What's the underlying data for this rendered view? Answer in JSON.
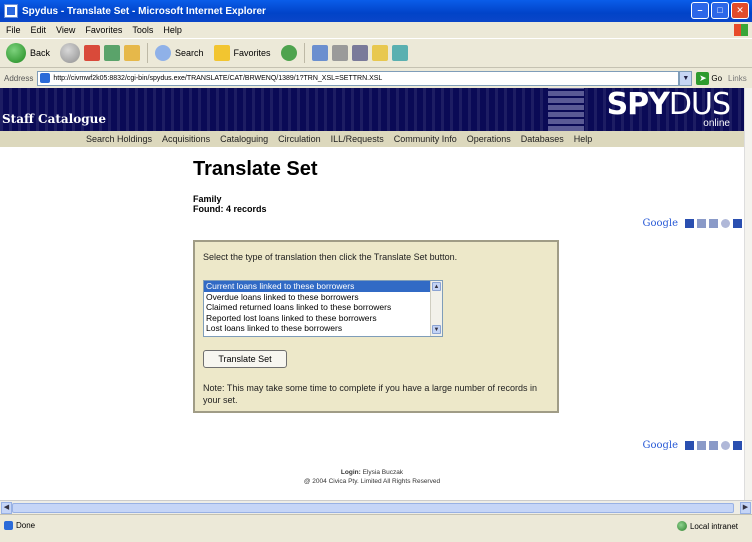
{
  "window": {
    "title": "Spydus - Translate Set - Microsoft Internet Explorer"
  },
  "menu": [
    "File",
    "Edit",
    "View",
    "Favorites",
    "Tools",
    "Help"
  ],
  "toolbar": {
    "back_label": "Back",
    "search_label": "Search",
    "favorites_label": "Favorites"
  },
  "address": {
    "label": "Address",
    "url": "http://civmwf2k05:8832/cgi-bin/spydus.exe/TRANSLATE/CAT/BRWENQ/1389/1?TRN_XSL=SETTRN.XSL",
    "go_label": "Go",
    "links_label": "Links"
  },
  "banner": {
    "left_title": "Staff Catalogue",
    "brand_a": "SPY",
    "brand_b": "DUS",
    "brand_tag": "online"
  },
  "nav": [
    "Search Holdings",
    "Acquisitions",
    "Cataloguing",
    "Circulation",
    "ILL/Requests",
    "Community Info",
    "Operations",
    "Databases",
    "Help"
  ],
  "content": {
    "heading": "Translate Set",
    "set_name": "Family",
    "found": "Found: 4 records",
    "google": "Google",
    "prompt": "Select the type of translation then click the Translate Set button.",
    "options": [
      "Current loans linked to these borrowers",
      "Overdue loans linked to these borrowers",
      "Claimed returned loans linked to these borrowers",
      "Reported lost loans linked to these borrowers",
      "Lost loans linked to these borrowers"
    ],
    "selected_option_index": 0,
    "button_label": "Translate Set",
    "note": "Note: This may take some time to complete if you have a large number of records in your set."
  },
  "footer": {
    "login_label": "Login:",
    "login_user": "Elysia Buczak",
    "copyright": "@ 2004 Civica Pty. Limited All Rights Reserved"
  },
  "status": {
    "left": "Done",
    "zone": "Local intranet"
  },
  "colors": {
    "banner": "#0a0a56",
    "nav": "#dcd8bd",
    "panel": "#ede8c9",
    "selection": "#316ac5"
  }
}
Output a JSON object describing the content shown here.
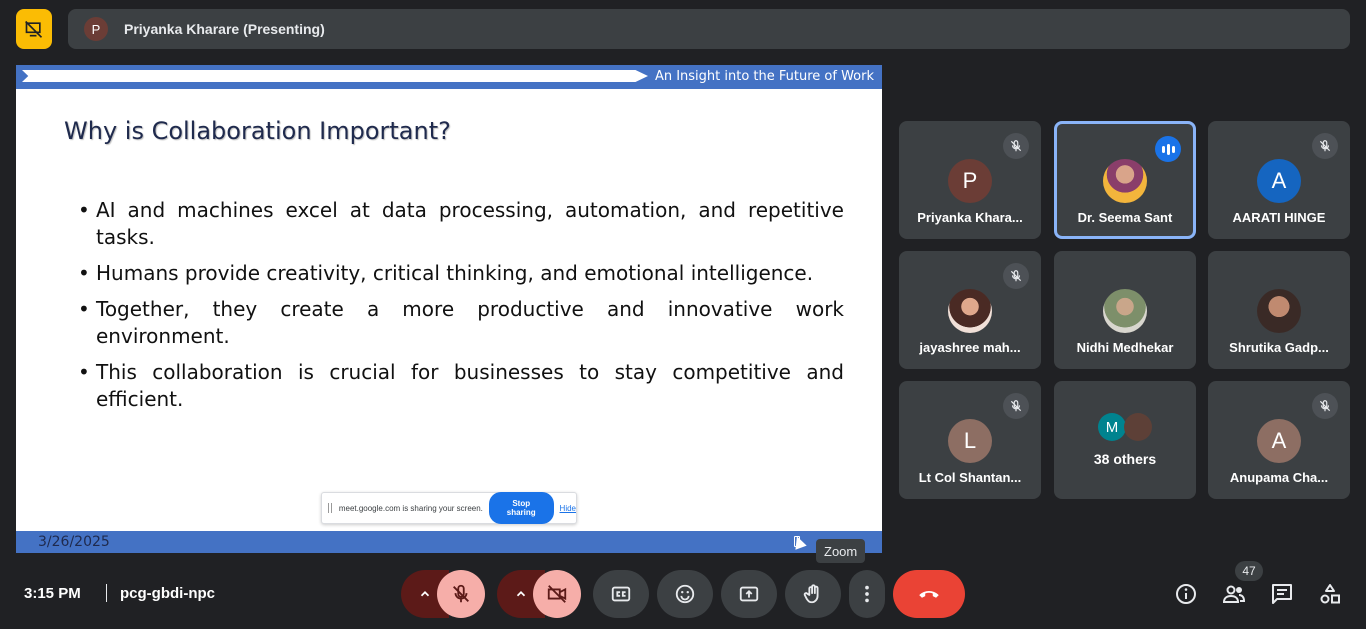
{
  "top_bar": {
    "presenter_initial": "P",
    "presenter_label": "Priyanka Kharare (Presenting)"
  },
  "slide": {
    "header_text": "An Insight into the Future of Work",
    "title": "Why is Collaboration Important?",
    "bullets": [
      "AI and machines excel at data processing, automation, and repetitive tasks.",
      "Humans provide creativity, critical thinking, and emotional intelligence.",
      "Together, they create a more productive and innovative work environment.",
      "This collaboration is crucial for businesses to stay competitive and efficient."
    ],
    "date": "3/26/2025",
    "share_notice": {
      "text": "meet.google.com is sharing your screen.",
      "stop_label": "Stop sharing",
      "hide_label": "Hide"
    }
  },
  "tooltip": "Zoom",
  "participants": [
    {
      "name": "Priyanka Khara...",
      "initial": "P",
      "color": "#6b3d36",
      "muted": true
    },
    {
      "name": "Dr. Seema Sant",
      "initial": "",
      "color": "",
      "muted": false,
      "speaking": true
    },
    {
      "name": "AARATI HINGE",
      "initial": "A",
      "color": "#1565c0",
      "muted": true
    },
    {
      "name": "jayashree mah...",
      "initial": "",
      "color": "",
      "muted": true
    },
    {
      "name": "Nidhi Medhekar",
      "initial": "",
      "color": "",
      "muted": false
    },
    {
      "name": "Shrutika Gadp...",
      "initial": "",
      "color": "",
      "muted": false
    },
    {
      "name": "Lt Col Shantan...",
      "initial": "L",
      "color": "#8d6e63",
      "muted": true
    },
    {
      "name": "Anupama Cha...",
      "initial": "A",
      "color": "#8d6e63",
      "muted": true
    }
  ],
  "others": {
    "label": "38 others",
    "initial": "M",
    "color": "#00838f"
  },
  "bottom_bar": {
    "time": "3:15 PM",
    "meeting_code": "pcg-gbdi-npc",
    "participant_count": "47"
  },
  "colors": {
    "accent": "#8ab4f8",
    "end_call": "#ea4335",
    "mic_off_bg": "#f6aea9",
    "present_off": "#fbbc04"
  }
}
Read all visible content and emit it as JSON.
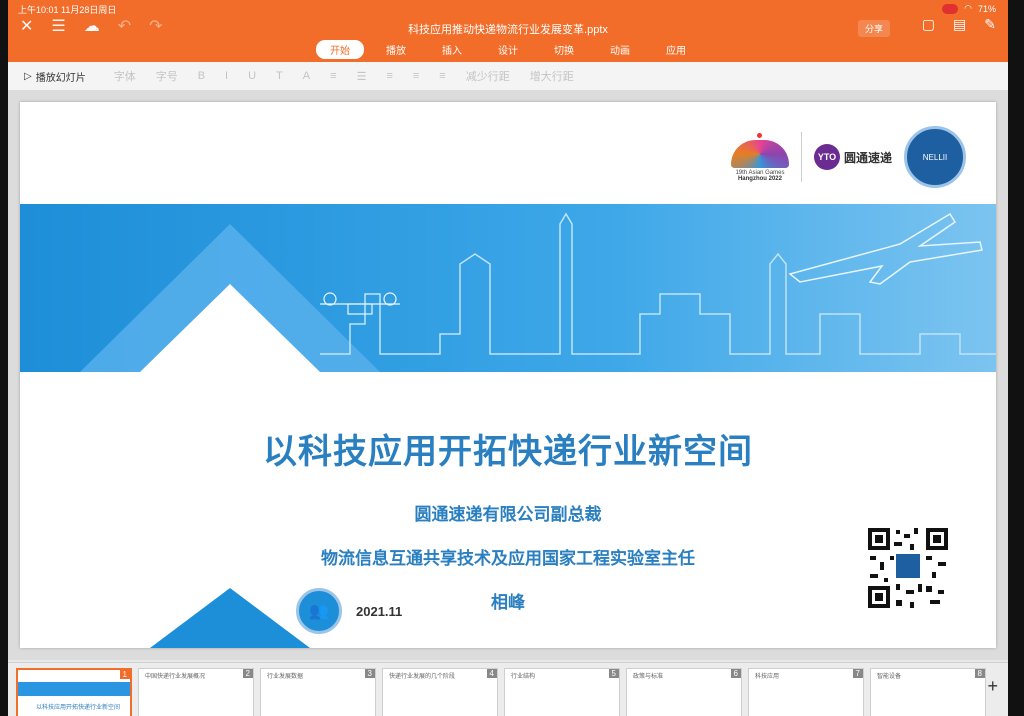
{
  "status_bar": {
    "time_date": "上午10:01  11月28日周日",
    "battery": "71%"
  },
  "topbar": {
    "file_title": "科技应用推动快递物流行业发展变革.pptx",
    "share_label": "分享",
    "tabs": [
      "开始",
      "播放",
      "插入",
      "设计",
      "切换",
      "动画",
      "应用"
    ],
    "active_tab": "开始"
  },
  "toolbar": {
    "play_label": "播放幻灯片",
    "font_placeholder": "字体",
    "size_placeholder": "字号",
    "spacing_label": "减少行距",
    "increase_label": "增大行距"
  },
  "slide": {
    "heading": "以科技应用开拓快递行业新空间",
    "subtitle_1": "圆通速递有限公司副总裁",
    "subtitle_2": "物流信息互通共享技术及应用国家工程实验室主任",
    "presenter": "相峰",
    "date": "2021.11",
    "logo_asian_line1": "19th Asian Games",
    "logo_asian_line2": "Hangzhou 2022",
    "logo_yto_badge": "YTO",
    "logo_yto_name": "圆通速递",
    "logo_lab_text": "NELLII"
  },
  "thumbnails": [
    {
      "num": "1",
      "text": "以科技应用开拓快递行业新空间"
    },
    {
      "num": "2",
      "text": "中国快递行业发展概况"
    },
    {
      "num": "3",
      "text": "行业发展数据"
    },
    {
      "num": "4",
      "text": "快递行业发展的几个阶段"
    },
    {
      "num": "5",
      "text": "行业结构"
    },
    {
      "num": "6",
      "text": "政策与标准"
    },
    {
      "num": "7",
      "text": "科技应用"
    },
    {
      "num": "8",
      "text": "智能设备"
    }
  ],
  "colors": {
    "accent": "#f26d2a",
    "slide_blue": "#2a7fc0",
    "band_blue": "#1d8ed8"
  }
}
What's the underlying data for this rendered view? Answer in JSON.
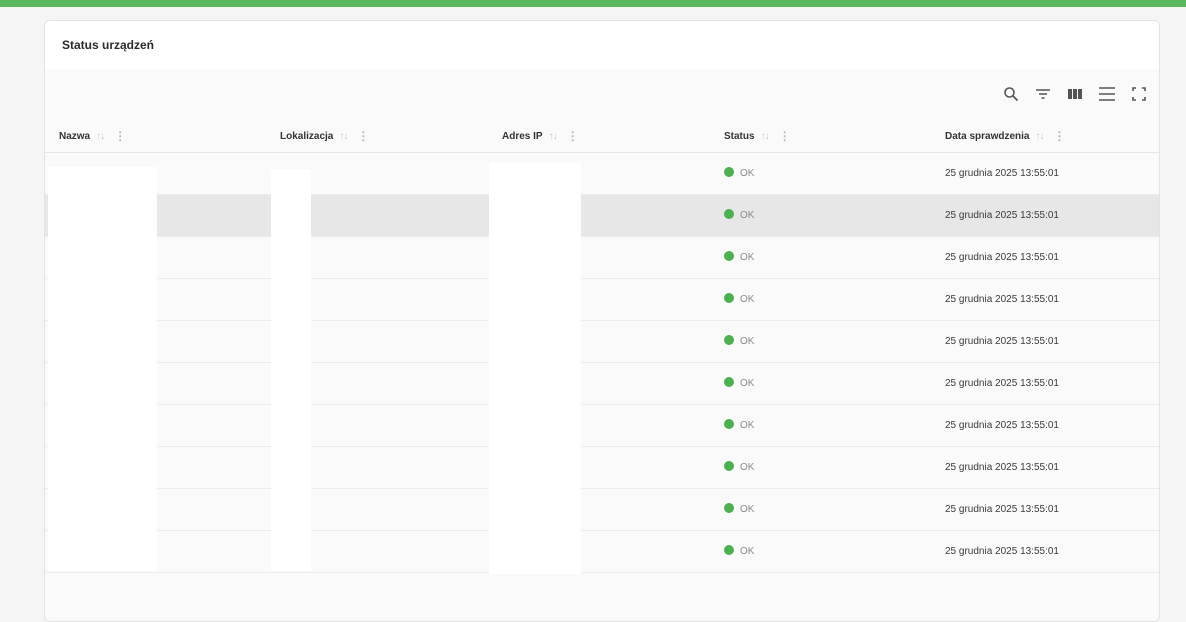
..........
Repeat each entry exactly. Pictures do not belong in the copy.

▶ **WRITTEN RESPONSE**
What's the underlying data for this rendered view? Answer in JSON.
{
  "window": {
    "title": "Spydus - Translate Set - Microsoft Internet Explorer"
  },
  "menu": [
    "File",
    "Edit",
    "View",
    "Favorites",
    "Tools",
    "Help"
  ],
  "toolbar": {
    "back_label": "Back",
    "search_label": "Search",
    "favorites_label": "Favorites"
  },
  "address": {
    "label": "Address",
    "url": "http://civmwf2k05:8832/cgi-bin/spydus.exe/TRANSLATE/CAT/BRWENQ/1389/1?TRN_XSL=SETTRN.XSL",
    "go_label": "Go",
    "links_label": "Links"
  },
  "banner": {
    "left_title": "Staff Catalogue",
    "brand_a": "SPY",
    "brand_b": "DUS",
    "brand_tag": "online"
  },
  "nav": [
    "Search Holdings",
    "Acquisitions",
    "Cataloguing",
    "Circulation",
    "ILL/Requests",
    "Community Info",
    "Operations",
    "Databases",
    "Help"
  ],
  "content": {
    "heading": "Translate Set",
    "set_name": "Family",
    "found": "Found: 4 records",
    "google": "Google",
    "prompt": "Select the type of translation then click the Translate Set button.",
    "options": [
      "Current loans linked to these borrowers",
      "Overdue loans linked to these borrowers",
      "Claimed returned loans linked to these borrowers",
      "Reported lost loans linked to these borrowers",
      "Lost loans linked to these borrowers"
    ],
    "selected_option_index": 0,
    "button_label": "Translate Set",
    "note": "Note: This may take some time to complete if you have a large number of records in your set."
  },
  "footer": {
    "login_label": "Login:",
    "login_user": "Elysia Buczak",
    "copyright": "@ 2004 Civica Pty. Limited All Rights Reserved"
  },
  "status": {
    "left": "Done",
    "zone": "Local intranet"
  },
  "colors": {
    "banner": "#0a0a56",
    "nav": "#dcd8bd",
    "panel": "#ede8c9",
    "selection": "#316ac5"
  }
}
Output a JSON object describing the content shown here.
{
  "top_bar": {
    "presenter_initial": "P",
    "presenter_label": "Priyanka Kharare (Presenting)"
  },
  "slide": {
    "header_text": "An Insight into the Future of Work",
    "title": "Why is Collaboration Important?",
    "bullets": [
      "AI and machines excel at data processing, automation, and repetitive tasks.",
      "Humans provide creativity, critical thinking, and emotional intelligence.",
      "Together, they create a more productive and innovative work environment.",
      "This collaboration is crucial for businesses to stay competitive and efficient."
    ],
    "date": "3/26/2025",
    "share_notice": {
      "text": "meet.google.com is sharing your screen.",
      "stop_label": "Stop sharing",
      "hide_label": "Hide"
    }
  },
  "tooltip": "Zoom",
  "participants": [
    {
      "name": "Priyanka Khara...",
      "initial": "P",
      "color": "#6b3d36",
      "muted": true
    },
    {
      "name": "Dr. Seema Sant",
      "initial": "",
      "color": "",
      "muted": false,
      "speaking": true
    },
    {
      "name": "AARATI HINGE",
      "initial": "A",
      "color": "#1565c0",
      "muted": true
    },
    {
      "name": "jayashree mah...",
      "initial": "",
      "color": "",
      "muted": true
    },
    {
      "name": "Nidhi Medhekar",
      "initial": "",
      "color": "",
      "muted": false
    },
    {
      "name": "Shrutika Gadp...",
      "initial": "",
      "color": "",
      "muted": false
    },
    {
      "name": "Lt Col Shantan...",
      "initial": "L",
      "color": "#8d6e63",
      "muted": true
    },
    {
      "name": "Anupama Cha...",
      "initial": "A",
      "color": "#8d6e63",
      "muted": true
    }
  ],
  "others": {
    "label": "38 others",
    "initial": "M",
    "color": "#00838f"
  },
  "bottom_bar": {
    "time": "3:15 PM",
    "meeting_code": "pcg-gbdi-npc",
    "participant_count": "47"
  },
  "colors": {
    "accent": "#8ab4f8",
    "end_call": "#ea4335",
    "mic_off_bg": "#f6aea9",
    "present_off": "#fbbc04"
  }
}
Read all visible content and emit it as JSON.
{
  "status_bar": {
    "time_date": "上午10:01  11月28日周日",
    "battery": "71%"
  },
  "topbar": {
    "file_title": "科技应用推动快递物流行业发展变革.pptx",
    "share_label": "分享",
    "tabs": [
      "开始",
      "播放",
      "插入",
      "设计",
      "切换",
      "动画",
      "应用"
    ],
    "active_tab": "开始"
  },
  "toolbar": {
    "play_label": "播放幻灯片",
    "font_placeholder": "字体",
    "size_placeholder": "字号",
    "spacing_label": "减少行距",
    "increase_label": "增大行距"
  },
  "slide": {
    "heading": "以科技应用开拓快递行业新空间",
    "subtitle_1": "圆通速递有限公司副总裁",
    "subtitle_2": "物流信息互通共享技术及应用国家工程实验室主任",
    "presenter": "相峰",
    "date": "2021.11",
    "logo_asian_line1": "19th Asian Games",
    "logo_asian_line2": "Hangzhou 2022",
    "logo_yto_badge": "YTO",
    "logo_yto_name": "圆通速递",
    "logo_lab_text": "NELLII"
  },
  "thumbnails": [
    {
      "num": "1",
      "text": "以科技应用开拓快递行业新空间"
    },
    {
      "num": "2",
      "text": "中国快递行业发展概况"
    },
    {
      "num": "3",
      "text": "行业发展数据"
    },
    {
      "num": "4",
      "text": "快递行业发展的几个阶段"
    },
    {
      "num": "5",
      "text": "行业结构"
    },
    {
      "num": "6",
      "text": "政策与标准"
    },
    {
      "num": "7",
      "text": "科技应用"
    },
    {
      "num": "8",
      "text": "智能设备"
    }
  ],
  "colors": {
    "accent": "#f26d2a",
    "slide_blue": "#2a7fc0",
    "band_blue": "#1d8ed8"
  }
}
What's the underlying data for this rendered view? Answer in JSON.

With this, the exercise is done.